Could you copy every line from the material below in which "Vehicle" appears?

#### RECORDED INFORMATION
<<<<

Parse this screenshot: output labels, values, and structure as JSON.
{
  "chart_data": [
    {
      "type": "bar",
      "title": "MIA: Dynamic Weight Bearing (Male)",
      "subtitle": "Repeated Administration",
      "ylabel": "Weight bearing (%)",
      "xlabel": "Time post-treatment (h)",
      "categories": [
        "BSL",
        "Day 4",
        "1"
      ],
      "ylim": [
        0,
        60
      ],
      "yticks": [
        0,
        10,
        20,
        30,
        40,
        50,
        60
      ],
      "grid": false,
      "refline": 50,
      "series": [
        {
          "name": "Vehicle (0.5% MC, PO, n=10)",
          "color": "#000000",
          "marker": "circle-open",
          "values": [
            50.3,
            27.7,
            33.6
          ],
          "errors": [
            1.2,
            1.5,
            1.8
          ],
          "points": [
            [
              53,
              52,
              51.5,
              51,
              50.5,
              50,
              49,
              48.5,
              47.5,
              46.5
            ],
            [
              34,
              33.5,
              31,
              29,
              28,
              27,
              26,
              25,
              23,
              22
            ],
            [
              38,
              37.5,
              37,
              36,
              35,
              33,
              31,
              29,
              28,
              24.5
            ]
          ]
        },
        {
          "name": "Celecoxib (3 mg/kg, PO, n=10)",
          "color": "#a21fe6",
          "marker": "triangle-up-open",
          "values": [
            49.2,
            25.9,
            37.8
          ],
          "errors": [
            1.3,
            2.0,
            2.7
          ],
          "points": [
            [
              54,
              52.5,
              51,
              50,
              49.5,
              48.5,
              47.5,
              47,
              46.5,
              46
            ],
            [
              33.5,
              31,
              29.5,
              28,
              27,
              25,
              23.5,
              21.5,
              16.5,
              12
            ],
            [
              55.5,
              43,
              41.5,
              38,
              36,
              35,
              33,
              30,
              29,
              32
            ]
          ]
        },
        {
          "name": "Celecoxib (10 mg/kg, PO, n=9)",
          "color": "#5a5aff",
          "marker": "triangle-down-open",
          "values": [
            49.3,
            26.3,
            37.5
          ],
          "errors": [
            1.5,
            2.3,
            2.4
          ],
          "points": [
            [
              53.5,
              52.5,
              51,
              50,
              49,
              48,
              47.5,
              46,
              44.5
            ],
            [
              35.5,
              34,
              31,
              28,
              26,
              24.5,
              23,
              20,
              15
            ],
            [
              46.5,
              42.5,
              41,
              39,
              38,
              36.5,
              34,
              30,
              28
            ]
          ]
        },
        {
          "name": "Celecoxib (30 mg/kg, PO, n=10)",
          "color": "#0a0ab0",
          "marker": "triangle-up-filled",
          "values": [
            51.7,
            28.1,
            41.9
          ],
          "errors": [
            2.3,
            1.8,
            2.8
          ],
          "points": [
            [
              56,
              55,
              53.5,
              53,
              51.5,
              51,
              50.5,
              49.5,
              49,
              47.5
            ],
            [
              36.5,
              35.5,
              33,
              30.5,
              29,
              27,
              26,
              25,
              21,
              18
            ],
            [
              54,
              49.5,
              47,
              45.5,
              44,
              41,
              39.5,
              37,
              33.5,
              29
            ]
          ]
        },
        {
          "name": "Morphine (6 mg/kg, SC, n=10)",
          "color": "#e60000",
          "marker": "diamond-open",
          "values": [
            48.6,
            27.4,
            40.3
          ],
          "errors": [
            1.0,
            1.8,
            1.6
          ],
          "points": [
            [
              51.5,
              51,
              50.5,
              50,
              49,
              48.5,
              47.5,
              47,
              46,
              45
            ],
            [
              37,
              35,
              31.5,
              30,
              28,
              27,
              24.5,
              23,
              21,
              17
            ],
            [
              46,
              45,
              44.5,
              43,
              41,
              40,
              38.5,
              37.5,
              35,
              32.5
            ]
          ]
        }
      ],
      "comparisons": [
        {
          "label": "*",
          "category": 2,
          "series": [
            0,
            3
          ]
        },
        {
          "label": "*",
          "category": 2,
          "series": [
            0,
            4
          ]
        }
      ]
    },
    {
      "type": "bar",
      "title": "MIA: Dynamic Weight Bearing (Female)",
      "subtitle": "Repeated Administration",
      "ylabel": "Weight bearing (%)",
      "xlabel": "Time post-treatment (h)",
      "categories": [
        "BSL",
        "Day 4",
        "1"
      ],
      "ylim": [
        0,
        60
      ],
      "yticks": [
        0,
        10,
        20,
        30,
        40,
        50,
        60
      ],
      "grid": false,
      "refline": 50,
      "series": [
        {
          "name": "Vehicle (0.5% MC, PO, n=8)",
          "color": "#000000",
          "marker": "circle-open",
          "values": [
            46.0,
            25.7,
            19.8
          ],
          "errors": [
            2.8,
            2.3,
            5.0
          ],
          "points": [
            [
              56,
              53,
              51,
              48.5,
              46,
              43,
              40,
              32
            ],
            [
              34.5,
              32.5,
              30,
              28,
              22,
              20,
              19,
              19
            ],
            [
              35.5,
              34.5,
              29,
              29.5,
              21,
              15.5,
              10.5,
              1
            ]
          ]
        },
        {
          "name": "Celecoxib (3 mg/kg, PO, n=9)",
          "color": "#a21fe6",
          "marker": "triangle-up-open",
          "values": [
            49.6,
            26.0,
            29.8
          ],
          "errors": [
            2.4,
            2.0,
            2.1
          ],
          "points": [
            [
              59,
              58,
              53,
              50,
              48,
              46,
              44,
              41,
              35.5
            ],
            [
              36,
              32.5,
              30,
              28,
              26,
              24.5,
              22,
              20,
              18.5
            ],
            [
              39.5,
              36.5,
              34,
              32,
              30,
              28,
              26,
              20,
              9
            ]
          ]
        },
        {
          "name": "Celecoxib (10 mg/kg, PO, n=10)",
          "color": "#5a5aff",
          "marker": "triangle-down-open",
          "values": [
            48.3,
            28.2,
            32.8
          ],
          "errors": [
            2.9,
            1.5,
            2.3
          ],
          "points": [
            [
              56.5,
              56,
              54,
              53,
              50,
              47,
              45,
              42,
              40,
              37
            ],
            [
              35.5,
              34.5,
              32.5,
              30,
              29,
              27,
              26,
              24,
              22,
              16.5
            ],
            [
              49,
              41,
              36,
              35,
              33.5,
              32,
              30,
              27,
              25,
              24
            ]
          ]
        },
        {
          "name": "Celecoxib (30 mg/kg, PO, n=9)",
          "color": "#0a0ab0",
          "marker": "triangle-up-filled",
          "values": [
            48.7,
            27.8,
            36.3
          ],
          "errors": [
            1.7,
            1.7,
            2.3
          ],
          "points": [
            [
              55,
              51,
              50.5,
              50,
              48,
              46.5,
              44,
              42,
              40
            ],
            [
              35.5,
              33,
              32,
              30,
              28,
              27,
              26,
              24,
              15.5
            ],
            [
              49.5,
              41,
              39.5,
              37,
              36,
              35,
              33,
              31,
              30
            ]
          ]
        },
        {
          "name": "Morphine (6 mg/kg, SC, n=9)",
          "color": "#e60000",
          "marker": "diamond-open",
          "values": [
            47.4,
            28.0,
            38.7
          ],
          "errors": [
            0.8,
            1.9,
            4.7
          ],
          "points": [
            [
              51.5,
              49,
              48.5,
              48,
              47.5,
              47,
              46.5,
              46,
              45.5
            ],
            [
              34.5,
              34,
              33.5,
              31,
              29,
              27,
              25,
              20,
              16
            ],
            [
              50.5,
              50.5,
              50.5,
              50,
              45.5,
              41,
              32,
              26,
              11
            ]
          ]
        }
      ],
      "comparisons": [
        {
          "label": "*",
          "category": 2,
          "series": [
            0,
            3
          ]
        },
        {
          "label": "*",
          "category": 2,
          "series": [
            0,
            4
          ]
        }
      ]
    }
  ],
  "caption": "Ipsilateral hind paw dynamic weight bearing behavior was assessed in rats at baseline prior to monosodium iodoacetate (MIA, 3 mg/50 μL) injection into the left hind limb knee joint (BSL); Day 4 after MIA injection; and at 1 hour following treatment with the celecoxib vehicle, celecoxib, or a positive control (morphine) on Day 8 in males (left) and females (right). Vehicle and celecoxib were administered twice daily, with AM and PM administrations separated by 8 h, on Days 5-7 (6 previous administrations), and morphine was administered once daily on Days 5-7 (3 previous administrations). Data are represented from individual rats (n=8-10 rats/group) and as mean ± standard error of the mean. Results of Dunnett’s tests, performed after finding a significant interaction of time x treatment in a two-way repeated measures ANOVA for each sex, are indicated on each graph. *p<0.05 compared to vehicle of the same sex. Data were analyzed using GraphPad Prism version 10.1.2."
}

>>>>

#### FULL OUTPUT
          "name": "Vehicle (0.5% MC, PO, n=10)",
          "name": "Vehicle (0.5% MC, PO, n=8)",
  "caption": "Ipsilateral hind paw dynamic weight bearing behavior was assessed in rats at baseline prior to monosodium iodoacetate (MIA, 3 mg/50 μL) injection into the left hind limb knee joint (BSL); Day 4 after MIA injection; and at 1 hour following treatment with the celecoxib vehicle, celecoxib, or a positive control (morphine) on Day 8 in males (left) and females (right). Vehicle and celecoxib were administered twice daily, with AM and PM administrations separated by 8 h, on Days 5-7 (6 previous administrations), and morphine was administered once daily on Days 5-7 (3 previous administrations). Data are represented from individual rats (n=8-10 rats/group) and as mean ± standard error of the mean. Results of Dunnett’s tests, performed after finding a significant interaction of time x treatment in a two-way repeated measures ANOVA for each sex, are indicated on each graph. *p<0.05 compared to vehicle of the same sex. Data were analyzed using GraphPad Prism version 10.1.2."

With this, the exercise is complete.